**Work to be completed**
Locate and copy all lines bearing the word "content".

#### Records for this task ####

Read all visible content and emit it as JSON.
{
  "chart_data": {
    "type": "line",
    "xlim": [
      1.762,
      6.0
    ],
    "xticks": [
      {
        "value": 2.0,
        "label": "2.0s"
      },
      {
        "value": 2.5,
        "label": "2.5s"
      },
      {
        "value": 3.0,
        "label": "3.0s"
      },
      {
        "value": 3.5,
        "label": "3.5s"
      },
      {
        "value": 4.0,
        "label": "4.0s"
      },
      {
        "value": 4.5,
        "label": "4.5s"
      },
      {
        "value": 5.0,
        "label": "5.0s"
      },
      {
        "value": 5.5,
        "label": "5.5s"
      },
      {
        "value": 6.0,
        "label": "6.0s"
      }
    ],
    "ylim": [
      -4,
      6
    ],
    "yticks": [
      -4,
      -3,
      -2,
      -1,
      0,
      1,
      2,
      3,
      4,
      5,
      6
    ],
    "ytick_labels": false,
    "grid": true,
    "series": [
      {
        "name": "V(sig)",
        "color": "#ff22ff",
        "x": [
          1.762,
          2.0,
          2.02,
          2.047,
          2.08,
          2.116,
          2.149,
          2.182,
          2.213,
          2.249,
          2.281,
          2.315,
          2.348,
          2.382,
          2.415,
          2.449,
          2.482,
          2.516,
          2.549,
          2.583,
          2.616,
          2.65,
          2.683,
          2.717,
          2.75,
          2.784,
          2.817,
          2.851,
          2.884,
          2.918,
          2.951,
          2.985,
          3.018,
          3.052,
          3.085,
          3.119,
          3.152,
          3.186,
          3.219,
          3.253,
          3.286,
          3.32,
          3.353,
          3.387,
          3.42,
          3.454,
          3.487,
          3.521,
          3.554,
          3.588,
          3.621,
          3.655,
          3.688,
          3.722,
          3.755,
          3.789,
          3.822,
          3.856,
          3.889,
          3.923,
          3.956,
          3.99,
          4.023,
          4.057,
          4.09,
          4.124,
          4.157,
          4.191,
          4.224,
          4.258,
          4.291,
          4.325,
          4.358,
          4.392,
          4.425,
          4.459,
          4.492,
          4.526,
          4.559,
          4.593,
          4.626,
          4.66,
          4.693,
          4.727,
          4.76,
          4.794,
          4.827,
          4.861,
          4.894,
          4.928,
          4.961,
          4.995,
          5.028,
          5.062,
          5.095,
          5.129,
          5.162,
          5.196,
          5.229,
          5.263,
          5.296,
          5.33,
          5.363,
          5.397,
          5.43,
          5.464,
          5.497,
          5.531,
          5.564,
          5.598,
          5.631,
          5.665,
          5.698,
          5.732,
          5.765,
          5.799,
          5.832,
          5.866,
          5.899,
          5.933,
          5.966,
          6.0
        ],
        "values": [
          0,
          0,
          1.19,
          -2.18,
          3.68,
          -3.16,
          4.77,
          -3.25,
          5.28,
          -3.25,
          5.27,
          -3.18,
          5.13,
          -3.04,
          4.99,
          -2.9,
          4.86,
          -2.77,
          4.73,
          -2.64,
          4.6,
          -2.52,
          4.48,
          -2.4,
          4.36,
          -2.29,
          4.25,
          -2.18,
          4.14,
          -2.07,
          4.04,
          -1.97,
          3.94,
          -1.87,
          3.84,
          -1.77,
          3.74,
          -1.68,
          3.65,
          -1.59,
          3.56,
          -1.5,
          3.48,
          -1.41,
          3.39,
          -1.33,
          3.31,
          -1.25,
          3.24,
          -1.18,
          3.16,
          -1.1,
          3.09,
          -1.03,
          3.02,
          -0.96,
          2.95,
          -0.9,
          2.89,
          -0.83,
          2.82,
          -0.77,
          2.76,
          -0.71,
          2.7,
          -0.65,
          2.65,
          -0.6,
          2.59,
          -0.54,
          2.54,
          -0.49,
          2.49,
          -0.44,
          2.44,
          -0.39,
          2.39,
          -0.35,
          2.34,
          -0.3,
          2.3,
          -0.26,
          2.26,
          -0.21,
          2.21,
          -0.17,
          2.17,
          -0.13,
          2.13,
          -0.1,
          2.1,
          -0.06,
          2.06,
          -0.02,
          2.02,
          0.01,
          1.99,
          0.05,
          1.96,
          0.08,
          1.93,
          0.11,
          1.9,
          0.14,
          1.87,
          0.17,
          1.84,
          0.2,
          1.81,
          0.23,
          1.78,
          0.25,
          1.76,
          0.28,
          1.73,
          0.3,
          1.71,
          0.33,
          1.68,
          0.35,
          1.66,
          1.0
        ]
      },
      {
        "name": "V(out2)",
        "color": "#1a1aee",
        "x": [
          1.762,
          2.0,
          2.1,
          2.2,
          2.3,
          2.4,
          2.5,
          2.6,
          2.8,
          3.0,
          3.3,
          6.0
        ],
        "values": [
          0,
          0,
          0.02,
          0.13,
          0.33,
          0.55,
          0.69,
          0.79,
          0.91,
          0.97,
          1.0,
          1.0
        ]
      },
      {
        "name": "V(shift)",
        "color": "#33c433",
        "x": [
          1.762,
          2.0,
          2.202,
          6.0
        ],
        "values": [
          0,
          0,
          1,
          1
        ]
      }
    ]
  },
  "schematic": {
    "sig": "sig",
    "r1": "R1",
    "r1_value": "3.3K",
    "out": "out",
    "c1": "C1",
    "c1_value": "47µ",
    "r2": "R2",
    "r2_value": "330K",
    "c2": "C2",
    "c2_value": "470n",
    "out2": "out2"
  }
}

####
#### Records for this task ####

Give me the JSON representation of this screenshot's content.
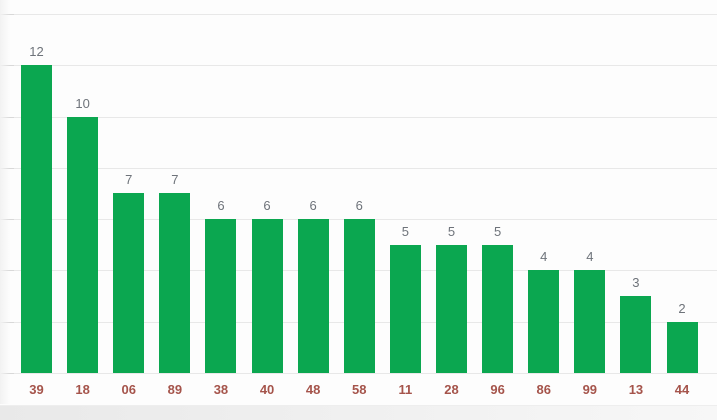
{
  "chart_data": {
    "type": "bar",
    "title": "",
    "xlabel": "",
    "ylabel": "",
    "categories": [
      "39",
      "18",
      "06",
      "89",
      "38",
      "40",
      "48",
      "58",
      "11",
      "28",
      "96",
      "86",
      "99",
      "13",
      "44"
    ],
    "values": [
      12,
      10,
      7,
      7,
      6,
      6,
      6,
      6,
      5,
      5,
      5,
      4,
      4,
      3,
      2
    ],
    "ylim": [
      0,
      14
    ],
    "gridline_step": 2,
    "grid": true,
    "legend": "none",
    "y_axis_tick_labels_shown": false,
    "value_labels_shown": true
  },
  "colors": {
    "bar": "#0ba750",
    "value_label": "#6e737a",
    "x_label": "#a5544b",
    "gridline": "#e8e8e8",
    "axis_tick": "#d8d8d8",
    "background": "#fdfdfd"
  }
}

####

**Answer to this task**
Read all visible content and emit it as JSON.
Give me the JSON representation of this screenshot's content.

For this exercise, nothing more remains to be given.